- _Data excerpts_:
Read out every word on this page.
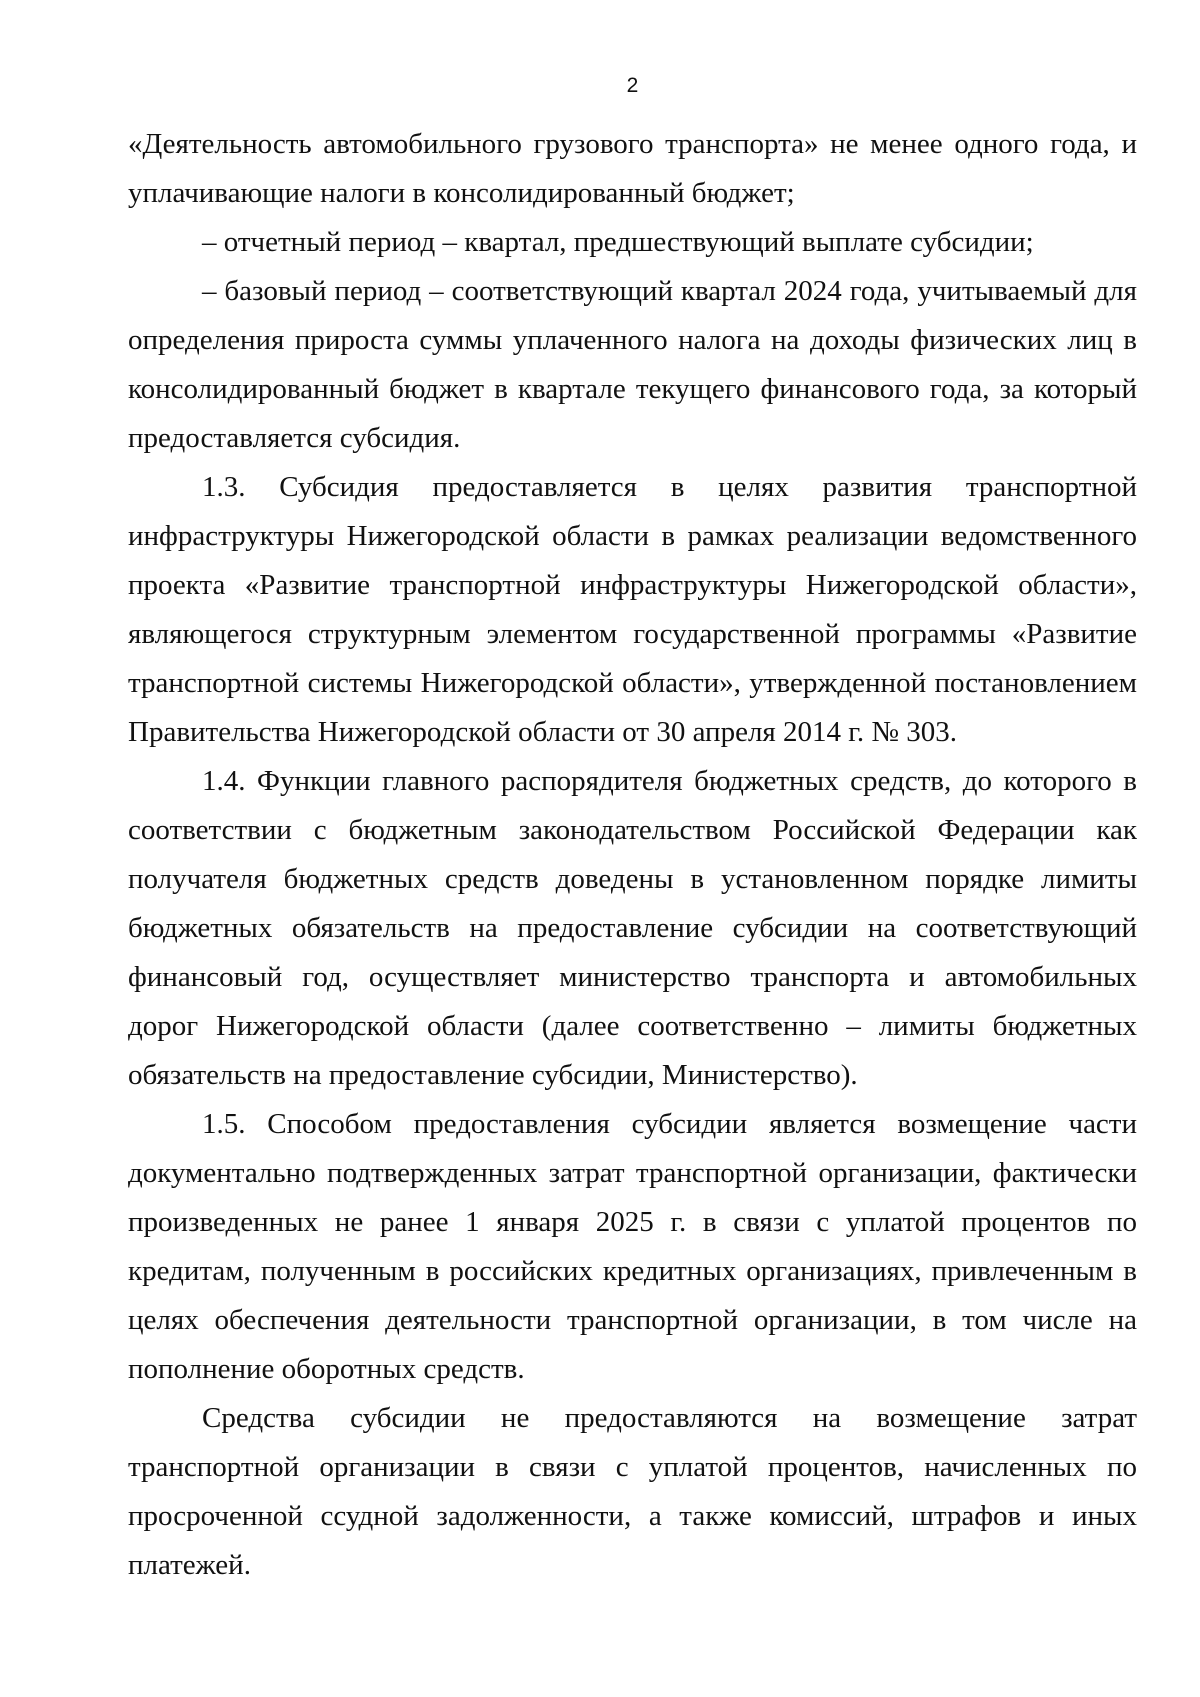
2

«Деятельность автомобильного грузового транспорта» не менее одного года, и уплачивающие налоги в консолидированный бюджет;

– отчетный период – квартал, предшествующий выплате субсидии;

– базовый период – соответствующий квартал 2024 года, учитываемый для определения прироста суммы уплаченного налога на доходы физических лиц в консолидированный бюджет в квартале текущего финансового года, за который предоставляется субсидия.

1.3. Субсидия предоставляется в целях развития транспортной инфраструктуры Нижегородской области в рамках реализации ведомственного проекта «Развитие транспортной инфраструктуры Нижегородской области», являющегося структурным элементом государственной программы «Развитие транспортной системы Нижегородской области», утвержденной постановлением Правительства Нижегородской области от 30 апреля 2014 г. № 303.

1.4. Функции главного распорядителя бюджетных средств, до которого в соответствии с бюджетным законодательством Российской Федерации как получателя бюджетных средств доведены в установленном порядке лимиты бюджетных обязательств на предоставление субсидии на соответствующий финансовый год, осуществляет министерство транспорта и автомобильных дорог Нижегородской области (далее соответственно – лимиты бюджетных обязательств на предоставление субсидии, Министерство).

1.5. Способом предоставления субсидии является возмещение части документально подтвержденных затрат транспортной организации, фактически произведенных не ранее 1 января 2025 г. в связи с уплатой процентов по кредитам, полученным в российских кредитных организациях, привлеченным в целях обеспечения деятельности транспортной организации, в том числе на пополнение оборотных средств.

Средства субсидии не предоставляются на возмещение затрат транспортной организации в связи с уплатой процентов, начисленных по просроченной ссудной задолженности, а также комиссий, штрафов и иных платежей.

- _Request_: All records should be output exactly, with the pictures left out.

- _Exercise solution_:
Read out every word on this page.
2

«Деятельность автомобильного грузового транспорта» не менее одного года, и уплачивающие налоги в консолидированный бюджет;

– отчетный период – квартал, предшествующий выплате субсидии;

– базовый период – соответствующий квартал 2024 года, учитываемый для определения прироста суммы уплаченного налога на доходы физических лиц в консолидированный бюджет в квартале текущего финансового года, за который предоставляется субсидия.

1.3. Субсидия предоставляется в целях развития транспортной инфраструктуры Нижегородской области в рамках реализации ведомственного проекта «Развитие транспортной инфраструктуры Нижегородской области», являющегося структурным элементом государственной программы «Развитие транспортной системы Нижегородской области», утвержденной постановлением Правительства Нижегородской области от 30 апреля 2014 г. № 303.

1.4. Функции главного распорядителя бюджетных средств, до которого в соответствии с бюджетным законодательством Российской Федерации как получателя бюджетных средств доведены в установленном порядке лимиты бюджетных обязательств на предоставление субсидии на соответствующий финансовый год, осуществляет министерство транспорта и автомобильных дорог Нижегородской области (далее соответственно – лимиты бюджетных обязательств на предоставление субсидии, Министерство).

1.5. Способом предоставления субсидии является возмещение части документально подтвержденных затрат транспортной организации, фактически произведенных не ранее 1 января 2025 г. в связи с уплатой процентов по кредитам, полученным в российских кредитных организациях, привлеченным в целях обеспечения деятельности транспортной организации, в том числе на пополнение оборотных средств.

Средства субсидии не предоставляются на возмещение затрат транспортной организации в связи с уплатой процентов, начисленных по просроченной ссудной задолженности, а также комиссий, штрафов и иных платежей.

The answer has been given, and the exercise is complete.